▶ Job
Show each line that has the string "label" in it.

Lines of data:
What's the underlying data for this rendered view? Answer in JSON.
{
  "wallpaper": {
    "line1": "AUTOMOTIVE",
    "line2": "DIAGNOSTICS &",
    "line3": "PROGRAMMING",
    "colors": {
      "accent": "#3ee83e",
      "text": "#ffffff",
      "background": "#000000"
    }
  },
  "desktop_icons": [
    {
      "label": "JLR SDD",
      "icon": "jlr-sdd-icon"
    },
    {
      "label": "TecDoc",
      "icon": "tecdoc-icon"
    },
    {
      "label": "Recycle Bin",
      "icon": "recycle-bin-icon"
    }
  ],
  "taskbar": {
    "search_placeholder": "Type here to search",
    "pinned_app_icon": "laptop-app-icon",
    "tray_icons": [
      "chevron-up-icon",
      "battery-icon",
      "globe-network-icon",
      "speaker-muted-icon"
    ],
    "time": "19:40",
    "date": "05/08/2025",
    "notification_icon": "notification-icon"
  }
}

▶ Complete response
      "label": "JLR SDD",
      "label": "TecDoc",
      "label": "Recycle Bin",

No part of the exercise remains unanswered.